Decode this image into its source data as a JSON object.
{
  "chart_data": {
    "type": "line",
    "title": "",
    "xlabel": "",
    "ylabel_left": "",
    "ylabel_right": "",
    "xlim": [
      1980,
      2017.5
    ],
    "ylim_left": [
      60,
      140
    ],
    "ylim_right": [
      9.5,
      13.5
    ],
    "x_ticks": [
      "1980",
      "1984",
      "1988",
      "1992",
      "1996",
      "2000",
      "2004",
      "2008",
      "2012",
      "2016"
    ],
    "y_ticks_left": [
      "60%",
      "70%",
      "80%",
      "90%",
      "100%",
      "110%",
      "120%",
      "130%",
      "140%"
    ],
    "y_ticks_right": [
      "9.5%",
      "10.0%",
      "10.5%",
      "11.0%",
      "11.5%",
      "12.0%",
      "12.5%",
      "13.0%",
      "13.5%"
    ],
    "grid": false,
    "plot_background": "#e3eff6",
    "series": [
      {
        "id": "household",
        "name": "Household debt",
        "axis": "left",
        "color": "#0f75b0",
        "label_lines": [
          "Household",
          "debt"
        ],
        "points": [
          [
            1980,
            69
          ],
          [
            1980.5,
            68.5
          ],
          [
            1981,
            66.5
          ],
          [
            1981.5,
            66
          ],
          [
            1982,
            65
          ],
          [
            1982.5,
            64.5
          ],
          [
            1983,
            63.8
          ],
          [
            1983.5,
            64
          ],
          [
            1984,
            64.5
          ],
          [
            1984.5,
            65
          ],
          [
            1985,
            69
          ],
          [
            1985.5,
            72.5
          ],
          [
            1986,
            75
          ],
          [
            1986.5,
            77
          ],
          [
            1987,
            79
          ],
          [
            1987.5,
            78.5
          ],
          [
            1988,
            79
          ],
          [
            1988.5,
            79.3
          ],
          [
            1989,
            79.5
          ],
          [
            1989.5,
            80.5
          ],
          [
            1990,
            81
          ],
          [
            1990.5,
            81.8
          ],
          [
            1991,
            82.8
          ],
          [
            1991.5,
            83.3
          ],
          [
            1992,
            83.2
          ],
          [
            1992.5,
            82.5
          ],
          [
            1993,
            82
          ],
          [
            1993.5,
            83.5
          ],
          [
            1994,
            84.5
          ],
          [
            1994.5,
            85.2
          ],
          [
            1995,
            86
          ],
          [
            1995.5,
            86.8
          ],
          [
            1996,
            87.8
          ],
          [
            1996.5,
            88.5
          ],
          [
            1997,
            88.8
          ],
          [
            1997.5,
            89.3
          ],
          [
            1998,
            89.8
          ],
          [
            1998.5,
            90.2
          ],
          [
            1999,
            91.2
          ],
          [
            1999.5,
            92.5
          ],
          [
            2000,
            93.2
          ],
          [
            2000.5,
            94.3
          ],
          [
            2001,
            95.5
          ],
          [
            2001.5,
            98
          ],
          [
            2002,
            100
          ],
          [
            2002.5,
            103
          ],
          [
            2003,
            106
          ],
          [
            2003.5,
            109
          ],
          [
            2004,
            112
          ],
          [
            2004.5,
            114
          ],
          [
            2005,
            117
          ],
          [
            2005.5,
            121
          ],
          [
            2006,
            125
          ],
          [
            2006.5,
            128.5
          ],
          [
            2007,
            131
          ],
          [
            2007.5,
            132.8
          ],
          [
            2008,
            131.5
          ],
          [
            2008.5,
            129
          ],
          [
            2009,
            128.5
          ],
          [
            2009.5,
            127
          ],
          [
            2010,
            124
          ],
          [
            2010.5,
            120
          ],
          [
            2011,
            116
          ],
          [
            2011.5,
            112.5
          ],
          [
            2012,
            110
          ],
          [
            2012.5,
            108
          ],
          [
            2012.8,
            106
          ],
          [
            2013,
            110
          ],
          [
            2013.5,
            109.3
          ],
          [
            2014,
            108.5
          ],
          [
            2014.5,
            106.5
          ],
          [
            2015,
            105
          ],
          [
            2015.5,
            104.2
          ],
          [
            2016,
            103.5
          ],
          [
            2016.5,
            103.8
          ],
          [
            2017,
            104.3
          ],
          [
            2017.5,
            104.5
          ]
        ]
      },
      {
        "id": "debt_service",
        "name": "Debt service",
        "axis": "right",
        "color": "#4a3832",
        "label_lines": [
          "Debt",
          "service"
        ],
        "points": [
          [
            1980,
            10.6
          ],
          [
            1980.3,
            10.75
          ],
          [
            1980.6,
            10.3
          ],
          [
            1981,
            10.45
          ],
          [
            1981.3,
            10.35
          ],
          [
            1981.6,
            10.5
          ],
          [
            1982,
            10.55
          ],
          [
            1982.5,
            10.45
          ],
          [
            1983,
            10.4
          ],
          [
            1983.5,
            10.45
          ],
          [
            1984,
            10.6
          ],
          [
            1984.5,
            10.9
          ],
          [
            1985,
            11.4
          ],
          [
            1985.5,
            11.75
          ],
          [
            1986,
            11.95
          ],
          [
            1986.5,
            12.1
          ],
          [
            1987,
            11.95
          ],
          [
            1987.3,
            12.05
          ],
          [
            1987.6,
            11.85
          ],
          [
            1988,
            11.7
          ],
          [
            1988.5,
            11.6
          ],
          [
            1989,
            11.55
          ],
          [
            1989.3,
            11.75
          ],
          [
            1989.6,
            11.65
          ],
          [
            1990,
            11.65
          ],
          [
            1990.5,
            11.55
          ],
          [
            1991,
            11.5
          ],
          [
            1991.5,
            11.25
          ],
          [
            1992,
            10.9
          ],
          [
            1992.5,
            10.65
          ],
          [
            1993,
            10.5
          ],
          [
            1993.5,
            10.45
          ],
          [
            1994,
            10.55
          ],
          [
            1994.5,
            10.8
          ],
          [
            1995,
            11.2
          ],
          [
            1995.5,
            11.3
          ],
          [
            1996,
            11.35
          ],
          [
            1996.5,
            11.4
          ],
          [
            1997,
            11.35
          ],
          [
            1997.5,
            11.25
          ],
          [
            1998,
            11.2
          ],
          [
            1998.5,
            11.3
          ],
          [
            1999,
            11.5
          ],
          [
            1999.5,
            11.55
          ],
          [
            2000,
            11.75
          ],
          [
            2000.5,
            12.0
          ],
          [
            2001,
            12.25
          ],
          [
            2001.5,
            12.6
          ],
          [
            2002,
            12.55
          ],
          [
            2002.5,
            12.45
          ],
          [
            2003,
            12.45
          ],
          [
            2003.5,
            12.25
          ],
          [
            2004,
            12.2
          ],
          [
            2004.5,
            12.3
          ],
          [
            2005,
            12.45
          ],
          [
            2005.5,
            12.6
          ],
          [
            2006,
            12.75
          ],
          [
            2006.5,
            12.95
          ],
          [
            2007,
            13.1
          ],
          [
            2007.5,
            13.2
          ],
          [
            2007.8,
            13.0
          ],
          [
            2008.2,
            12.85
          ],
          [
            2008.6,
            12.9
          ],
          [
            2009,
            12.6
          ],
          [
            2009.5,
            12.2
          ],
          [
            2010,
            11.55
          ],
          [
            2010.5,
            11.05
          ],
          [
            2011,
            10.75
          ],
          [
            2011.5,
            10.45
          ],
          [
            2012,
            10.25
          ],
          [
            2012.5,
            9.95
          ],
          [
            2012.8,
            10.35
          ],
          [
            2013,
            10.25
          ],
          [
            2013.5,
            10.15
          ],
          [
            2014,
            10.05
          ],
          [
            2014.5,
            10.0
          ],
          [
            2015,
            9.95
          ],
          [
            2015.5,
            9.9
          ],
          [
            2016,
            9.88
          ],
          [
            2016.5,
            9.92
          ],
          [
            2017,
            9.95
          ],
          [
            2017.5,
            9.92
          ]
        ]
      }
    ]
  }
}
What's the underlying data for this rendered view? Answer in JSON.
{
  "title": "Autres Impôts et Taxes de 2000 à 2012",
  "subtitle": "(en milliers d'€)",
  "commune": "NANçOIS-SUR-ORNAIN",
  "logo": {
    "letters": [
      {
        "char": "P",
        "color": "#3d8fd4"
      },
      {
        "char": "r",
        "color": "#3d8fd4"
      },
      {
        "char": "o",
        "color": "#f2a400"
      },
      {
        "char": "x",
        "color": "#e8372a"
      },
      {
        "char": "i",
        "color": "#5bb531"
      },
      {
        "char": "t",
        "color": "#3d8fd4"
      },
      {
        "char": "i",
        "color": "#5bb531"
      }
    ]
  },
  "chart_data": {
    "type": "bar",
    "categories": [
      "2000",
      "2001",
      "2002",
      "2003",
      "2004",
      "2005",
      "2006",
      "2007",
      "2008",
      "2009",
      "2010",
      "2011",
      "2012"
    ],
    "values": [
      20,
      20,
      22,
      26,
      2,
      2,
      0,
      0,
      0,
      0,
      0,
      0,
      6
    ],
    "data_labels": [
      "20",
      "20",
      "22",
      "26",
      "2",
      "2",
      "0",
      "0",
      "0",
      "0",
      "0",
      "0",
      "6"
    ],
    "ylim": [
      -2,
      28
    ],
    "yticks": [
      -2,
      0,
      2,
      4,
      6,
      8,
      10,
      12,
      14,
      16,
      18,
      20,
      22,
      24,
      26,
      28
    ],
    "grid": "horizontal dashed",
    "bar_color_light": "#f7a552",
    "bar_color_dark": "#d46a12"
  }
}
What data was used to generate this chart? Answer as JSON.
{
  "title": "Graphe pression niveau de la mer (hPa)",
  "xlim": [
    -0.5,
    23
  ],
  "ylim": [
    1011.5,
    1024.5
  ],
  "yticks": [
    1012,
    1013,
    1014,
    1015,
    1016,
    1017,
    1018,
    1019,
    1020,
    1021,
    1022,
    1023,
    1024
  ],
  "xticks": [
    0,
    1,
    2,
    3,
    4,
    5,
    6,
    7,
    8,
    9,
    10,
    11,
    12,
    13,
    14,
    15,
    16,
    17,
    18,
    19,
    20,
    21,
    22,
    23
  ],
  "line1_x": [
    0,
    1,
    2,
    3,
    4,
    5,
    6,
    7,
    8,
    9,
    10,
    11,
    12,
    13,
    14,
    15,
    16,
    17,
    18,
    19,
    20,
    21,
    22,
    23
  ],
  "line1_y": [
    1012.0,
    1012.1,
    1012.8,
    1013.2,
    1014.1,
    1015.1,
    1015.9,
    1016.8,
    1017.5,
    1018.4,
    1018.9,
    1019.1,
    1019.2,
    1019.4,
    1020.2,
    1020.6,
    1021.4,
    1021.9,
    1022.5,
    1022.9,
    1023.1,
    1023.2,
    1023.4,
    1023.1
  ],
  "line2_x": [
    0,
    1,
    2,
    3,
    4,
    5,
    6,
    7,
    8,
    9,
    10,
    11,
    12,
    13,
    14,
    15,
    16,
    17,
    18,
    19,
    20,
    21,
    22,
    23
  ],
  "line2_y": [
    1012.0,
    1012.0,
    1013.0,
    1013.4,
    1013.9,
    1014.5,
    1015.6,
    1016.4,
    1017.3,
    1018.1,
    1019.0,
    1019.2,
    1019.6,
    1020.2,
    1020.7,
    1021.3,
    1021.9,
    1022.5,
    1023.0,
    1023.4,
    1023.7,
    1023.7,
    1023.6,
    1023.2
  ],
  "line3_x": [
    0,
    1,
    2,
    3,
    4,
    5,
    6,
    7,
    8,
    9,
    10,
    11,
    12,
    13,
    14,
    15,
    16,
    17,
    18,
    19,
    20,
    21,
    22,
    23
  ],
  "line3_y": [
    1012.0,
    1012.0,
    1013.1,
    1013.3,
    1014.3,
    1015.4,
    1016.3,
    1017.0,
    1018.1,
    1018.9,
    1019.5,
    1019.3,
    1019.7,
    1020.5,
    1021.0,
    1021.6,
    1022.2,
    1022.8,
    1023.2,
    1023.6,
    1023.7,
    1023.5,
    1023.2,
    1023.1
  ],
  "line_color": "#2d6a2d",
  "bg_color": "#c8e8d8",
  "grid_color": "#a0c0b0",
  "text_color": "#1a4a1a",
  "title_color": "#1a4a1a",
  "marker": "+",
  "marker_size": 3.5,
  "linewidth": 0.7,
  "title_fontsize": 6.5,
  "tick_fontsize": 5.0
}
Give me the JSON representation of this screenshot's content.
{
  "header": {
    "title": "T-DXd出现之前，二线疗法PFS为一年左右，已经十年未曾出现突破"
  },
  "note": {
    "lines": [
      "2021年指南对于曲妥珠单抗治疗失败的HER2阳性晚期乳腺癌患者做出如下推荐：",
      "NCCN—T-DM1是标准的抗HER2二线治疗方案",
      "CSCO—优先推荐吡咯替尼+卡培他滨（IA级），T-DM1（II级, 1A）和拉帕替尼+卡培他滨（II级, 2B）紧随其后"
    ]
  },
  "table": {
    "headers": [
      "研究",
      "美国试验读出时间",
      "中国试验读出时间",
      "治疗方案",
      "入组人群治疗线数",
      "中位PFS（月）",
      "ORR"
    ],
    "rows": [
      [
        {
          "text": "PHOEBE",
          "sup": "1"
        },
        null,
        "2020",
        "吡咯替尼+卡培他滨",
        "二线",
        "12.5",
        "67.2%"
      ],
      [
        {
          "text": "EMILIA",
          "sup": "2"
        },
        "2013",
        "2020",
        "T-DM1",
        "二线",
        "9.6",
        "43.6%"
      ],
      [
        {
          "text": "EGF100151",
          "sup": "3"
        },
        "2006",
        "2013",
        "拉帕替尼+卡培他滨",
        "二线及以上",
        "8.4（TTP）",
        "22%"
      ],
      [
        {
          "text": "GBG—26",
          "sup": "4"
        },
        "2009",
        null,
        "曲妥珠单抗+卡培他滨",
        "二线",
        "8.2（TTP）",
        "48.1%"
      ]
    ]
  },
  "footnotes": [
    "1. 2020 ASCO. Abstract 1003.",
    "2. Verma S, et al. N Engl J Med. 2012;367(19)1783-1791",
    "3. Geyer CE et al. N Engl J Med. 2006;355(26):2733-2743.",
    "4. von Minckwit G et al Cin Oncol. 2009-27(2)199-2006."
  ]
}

TASK DIRECTIONS
Go through the listing above and list every line that has the word "卡培他滨".

SOLUTION TO THIS EXERCISE
      "CSCO—优先推荐吡咯替尼+卡培他滨（IA级），T-DM1（II级, 1A）和拉帕替尼+卡培他滨（II级, 2B）紧随其后"
        "吡咯替尼+卡培他滨",
        "拉帕替尼+卡培他滨",
        "曲妥珠单抗+卡培他滨",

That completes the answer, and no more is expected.